> [Consegna]: Aggiorna il passo dell'articolo sui controllori di Stato che si apre con le parole "Industriali del Nord" e si chiude con "revisione o sindacali.": riscrivilo mettendo "ministero dell'Economia" al posto di "Mef".

> [Estratto del testo]:
◇ ◇ ◇ ◇
Industriali del Nord Est: no ai controllori di Stato nella gestione d’impresa

Il governo vuole uomini del Mef nelle aziende che hanno ricevuto aiuti. Enrico Carraro, Confindustria Veneto: «Norma inapplicabile e intrusiva»

Piercarlo Fiumanò
SEDE MINISTERO DELLE FINANZE
SEDE MINISTERO DELLE FINANZE

«Inaccettabile e intrusiva»: il presidente di Confindustria Friuli Venezia Giulia, Pierluigi Zamò, attacca la norma del governo prevista dall’articolo 112 della Legge di Bilancio 2025 che imporrebbe in tutte le società, enti e fondazioni che hanno ricevuto fondi pubblici oltre quota 100 mila euro, la presenza di un guardiano dei conti nominato dal Mef che siederebbe nei collegi di revisione o sindacali.

Una posizione critica, quella di Zamò, sottoscritta in pieno anche dal presidente degli Industriali del Veneto Enrico Carraro: «È una norma che rischia di colpire migliaia di aziende e di difficile applicazione».

Entro fine marzo dovrebbe arrivare un decreto che preciserà meglio questo ingresso dei controllori di Stato nella aziende. Ma intanto si è acceso un confronto duro anche all’interno del governo dopo che il vicepresidente del Consiglio, Antonio Tajani, ha tuonato sostenendo che questa proposta gli ricorda i metodi della Stasi, i servizi segreti dell’ex Germania Est. L’ex presidente del Parlamento Europeo ha fatto capire di non concepire come il via libera agli investimenti di una azienda debba superare l’approvazione di rappresentanti del governo negli organi societari.

L’eco della protesta dei imprenditori sarebbe arrivata così al ministro Giorgetti che pur mantenendo le linee di principio del provvedimento, sarebbe pronto a fare qualche modifica. Ma secondo Zamò c’è ancora da superare un pregiudizio etico di fondo.

Per l’imprenditore il provvedimento in questione «parte dal presupposto che le aziende utilizzino in modo improprio i fondi pubblici e che necessiterebbero, pertanto, di un controllo da parte di un soggetto esterno. «Questa misura - spiega il presidente di Confindustria Fvg – ha così il non invidiabile primato di delegittimare in primis il ruolo degli imprenditori e, implicitamente, anche quello dei dottori commercialisti e dei revisori contabili già inseriti nei collegi sindacali».
◇ ◇ ◇ ◇
> [Materiale fornito]:
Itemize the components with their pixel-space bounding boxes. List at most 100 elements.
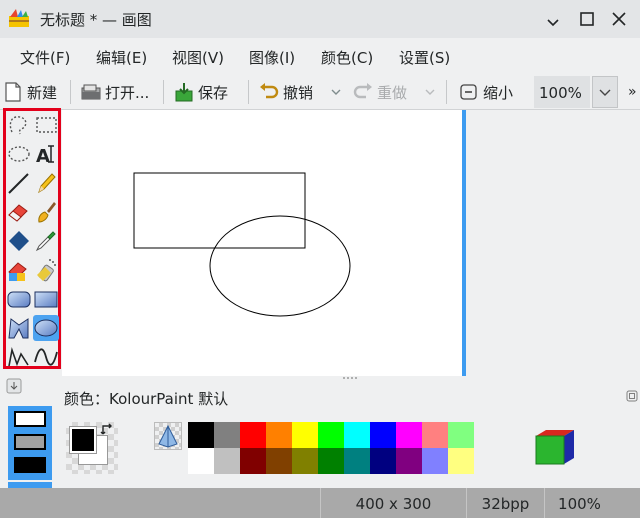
◇ ◇ ◇ ◇
> [Soluzione]:
Industriali del Nord Est: no ai controllori di Stato nella gestione d’impresa

Il governo vuole uomini del ministero dell'Economia nelle aziende che hanno ricevuto aiuti. Enrico Carraro, Confindustria Veneto: «Norma inapplicabile e intrusiva»

Piercarlo Fiumanò
SEDE MINISTERO DELLE FINANZE
SEDE MINISTERO DELLE FINANZE

«Inaccettabile e intrusiva»: il presidente di Confindustria Friuli Venezia Giulia, Pierluigi Zamò, attacca la norma del governo prevista dall’articolo 112 della Legge di Bilancio 2025 che imporrebbe in tutte le società, enti e fondazioni che hanno ricevuto fondi pubblici oltre quota 100 mila euro, la presenza di un guardiano dei conti nominato dal ministero dell'Economia che siederebbe nei collegi di revisione o sindacali.